◆ Input ◆
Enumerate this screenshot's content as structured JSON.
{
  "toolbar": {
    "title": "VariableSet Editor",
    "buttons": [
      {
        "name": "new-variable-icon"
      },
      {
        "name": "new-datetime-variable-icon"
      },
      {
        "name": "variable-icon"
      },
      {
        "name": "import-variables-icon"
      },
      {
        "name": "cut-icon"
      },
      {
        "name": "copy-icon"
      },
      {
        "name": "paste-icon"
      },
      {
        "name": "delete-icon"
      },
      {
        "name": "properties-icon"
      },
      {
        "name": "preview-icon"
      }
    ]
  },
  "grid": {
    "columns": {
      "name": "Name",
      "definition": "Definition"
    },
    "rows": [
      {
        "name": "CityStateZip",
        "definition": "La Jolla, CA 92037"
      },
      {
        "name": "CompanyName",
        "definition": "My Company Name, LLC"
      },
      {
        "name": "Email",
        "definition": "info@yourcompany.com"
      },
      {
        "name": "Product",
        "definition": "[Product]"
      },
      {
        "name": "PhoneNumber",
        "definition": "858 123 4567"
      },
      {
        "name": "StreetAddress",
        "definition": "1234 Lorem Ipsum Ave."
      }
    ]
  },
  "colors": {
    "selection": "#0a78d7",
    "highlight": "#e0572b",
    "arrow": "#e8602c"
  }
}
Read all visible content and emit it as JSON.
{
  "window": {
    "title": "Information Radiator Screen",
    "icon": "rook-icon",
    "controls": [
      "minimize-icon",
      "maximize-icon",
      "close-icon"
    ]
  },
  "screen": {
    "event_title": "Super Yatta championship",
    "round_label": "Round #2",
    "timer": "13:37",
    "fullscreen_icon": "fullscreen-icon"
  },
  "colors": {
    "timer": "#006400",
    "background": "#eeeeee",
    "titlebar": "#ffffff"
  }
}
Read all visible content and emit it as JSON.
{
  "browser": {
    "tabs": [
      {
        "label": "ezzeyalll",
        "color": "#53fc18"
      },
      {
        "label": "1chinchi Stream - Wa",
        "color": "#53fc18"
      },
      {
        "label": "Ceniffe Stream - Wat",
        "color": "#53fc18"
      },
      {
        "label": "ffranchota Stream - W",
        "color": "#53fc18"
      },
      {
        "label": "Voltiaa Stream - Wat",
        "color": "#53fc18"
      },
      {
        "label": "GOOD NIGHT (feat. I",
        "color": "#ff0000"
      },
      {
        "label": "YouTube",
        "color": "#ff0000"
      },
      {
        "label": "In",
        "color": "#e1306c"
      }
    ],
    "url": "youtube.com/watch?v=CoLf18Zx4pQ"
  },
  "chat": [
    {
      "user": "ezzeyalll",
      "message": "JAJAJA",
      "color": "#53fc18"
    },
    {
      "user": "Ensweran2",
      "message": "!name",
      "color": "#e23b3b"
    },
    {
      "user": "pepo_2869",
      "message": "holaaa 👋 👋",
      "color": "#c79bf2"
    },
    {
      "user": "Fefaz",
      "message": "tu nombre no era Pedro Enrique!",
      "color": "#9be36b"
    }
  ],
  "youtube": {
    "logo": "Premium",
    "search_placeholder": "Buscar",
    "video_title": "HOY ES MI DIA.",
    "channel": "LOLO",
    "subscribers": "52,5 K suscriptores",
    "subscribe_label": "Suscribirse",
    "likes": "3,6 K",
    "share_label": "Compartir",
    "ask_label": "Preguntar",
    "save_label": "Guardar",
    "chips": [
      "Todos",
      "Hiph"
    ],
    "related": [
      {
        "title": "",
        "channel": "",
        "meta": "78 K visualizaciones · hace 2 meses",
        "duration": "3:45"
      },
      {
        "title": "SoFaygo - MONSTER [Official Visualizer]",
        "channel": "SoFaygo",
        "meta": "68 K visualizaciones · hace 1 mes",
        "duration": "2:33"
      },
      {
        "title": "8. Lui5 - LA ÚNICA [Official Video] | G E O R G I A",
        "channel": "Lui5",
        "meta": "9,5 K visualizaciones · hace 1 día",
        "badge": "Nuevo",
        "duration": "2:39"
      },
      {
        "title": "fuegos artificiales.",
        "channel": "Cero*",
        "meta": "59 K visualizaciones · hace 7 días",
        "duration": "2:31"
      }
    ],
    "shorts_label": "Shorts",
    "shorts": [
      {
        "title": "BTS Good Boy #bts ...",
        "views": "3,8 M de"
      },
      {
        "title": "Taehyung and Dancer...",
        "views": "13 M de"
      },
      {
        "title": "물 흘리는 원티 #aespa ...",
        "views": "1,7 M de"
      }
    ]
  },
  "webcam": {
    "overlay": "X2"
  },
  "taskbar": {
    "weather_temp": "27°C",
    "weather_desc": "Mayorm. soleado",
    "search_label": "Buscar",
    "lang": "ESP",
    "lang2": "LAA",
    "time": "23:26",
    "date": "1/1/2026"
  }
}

◆ Instructions for the task ◆
From the records above, extract every entry verbatim.

◆ Solution to this problem ◆
Enumerate this screenshot's content as structured JSON.
{
  "toolbar": {
    "title": "VariableSet Editor",
    "buttons": [
      {
        "name": "new-variable-icon"
      },
      {
        "name": "new-datetime-variable-icon"
      },
      {
        "name": "variable-icon"
      },
      {
        "name": "import-variables-icon"
      },
      {
        "name": "cut-icon"
      },
      {
        "name": "copy-icon"
      },
      {
        "name": "paste-icon"
      },
      {
        "name": "delete-icon"
      },
      {
        "name": "properties-icon"
      },
      {
        "name": "preview-icon"
      }
    ]
  },
  "grid": {
    "columns": {
      "name": "Name",
      "definition": "Definition"
    },
    "rows": [
      {
        "name": "CityStateZip",
        "definition": "La Jolla, CA 92037"
      },
      {
        "name": "CompanyName",
        "definition": "My Company Name, LLC"
      },
      {
        "name": "Email",
        "definition": "info@yourcompany.com"
      },
      {
        "name": "Product",
        "definition": "[Product]"
      },
      {
        "name": "PhoneNumber",
        "definition": "858 123 4567"
      },
      {
        "name": "StreetAddress",
        "definition": "1234 Lorem Ipsum Ave."
      }
    ]
  },
  "colors": {
    "selection": "#0a78d7",
    "highlight": "#e0572b",
    "arrow": "#e8602c"
  }
}
Read all visible content and emit it as JSON.
{
  "window": {
    "title": "Information Radiator Screen",
    "icon": "rook-icon",
    "controls": [
      "minimize-icon",
      "maximize-icon",
      "close-icon"
    ]
  },
  "screen": {
    "event_title": "Super Yatta championship",
    "round_label": "Round #2",
    "timer": "13:37",
    "fullscreen_icon": "fullscreen-icon"
  },
  "colors": {
    "timer": "#006400",
    "background": "#eeeeee",
    "titlebar": "#ffffff"
  }
}
Read all visible content and emit it as JSON.
{
  "browser": {
    "tabs": [
      {
        "label": "ezzeyalll",
        "color": "#53fc18"
      },
      {
        "label": "1chinchi Stream - Wa",
        "color": "#53fc18"
      },
      {
        "label": "Ceniffe Stream - Wat",
        "color": "#53fc18"
      },
      {
        "label": "ffranchota Stream - W",
        "color": "#53fc18"
      },
      {
        "label": "Voltiaa Stream - Wat",
        "color": "#53fc18"
      },
      {
        "label": "GOOD NIGHT (feat. I",
        "color": "#ff0000"
      },
      {
        "label": "YouTube",
        "color": "#ff0000"
      },
      {
        "label": "In",
        "color": "#e1306c"
      }
    ],
    "url": "youtube.com/watch?v=CoLf18Zx4pQ"
  },
  "chat": [
    {
      "user": "ezzeyalll",
      "message": "JAJAJA",
      "color": "#53fc18"
    },
    {
      "user": "Ensweran2",
      "message": "!name",
      "color": "#e23b3b"
    },
    {
      "user": "pepo_2869",
      "message": "holaaa 👋 👋",
      "color": "#c79bf2"
    },
    {
      "user": "Fefaz",
      "message": "tu nombre no era Pedro Enrique!",
      "color": "#9be36b"
    }
  ],
  "youtube": {
    "logo": "Premium",
    "search_placeholder": "Buscar",
    "video_title": "HOY ES MI DIA.",
    "channel": "LOLO",
    "subscribers": "52,5 K suscriptores",
    "subscribe_label": "Suscribirse",
    "likes": "3,6 K",
    "share_label": "Compartir",
    "ask_label": "Preguntar",
    "save_label": "Guardar",
    "chips": [
      "Todos",
      "Hiph"
    ],
    "related": [
      {
        "title": "",
        "channel": "",
        "meta": "78 K visualizaciones · hace 2 meses",
        "duration": "3:45"
      },
      {
        "title": "SoFaygo - MONSTER [Official Visualizer]",
        "channel": "SoFaygo",
        "meta": "68 K visualizaciones · hace 1 mes",
        "duration": "2:33"
      },
      {
        "title": "8. Lui5 - LA ÚNICA [Official Video] | G E O R G I A",
        "channel": "Lui5",
        "meta": "9,5 K visualizaciones · hace 1 día",
        "badge": "Nuevo",
        "duration": "2:39"
      },
      {
        "title": "fuegos artificiales.",
        "channel": "Cero*",
        "meta": "59 K visualizaciones · hace 7 días",
        "duration": "2:31"
      }
    ],
    "shorts_label": "Shorts",
    "shorts": [
      {
        "title": "BTS Good Boy #bts ...",
        "views": "3,8 M de"
      },
      {
        "title": "Taehyung and Dancer...",
        "views": "13 M de"
      },
      {
        "title": "물 흘리는 원티 #aespa ...",
        "views": "1,7 M de"
      }
    ]
  },
  "webcam": {
    "overlay": "X2"
  },
  "taskbar": {
    "weather_temp": "27°C",
    "weather_desc": "Mayorm. soleado",
    "search_label": "Buscar",
    "lang": "ESP",
    "lang2": "LAA",
    "time": "23:26",
    "date": "1/1/2026"
  }
}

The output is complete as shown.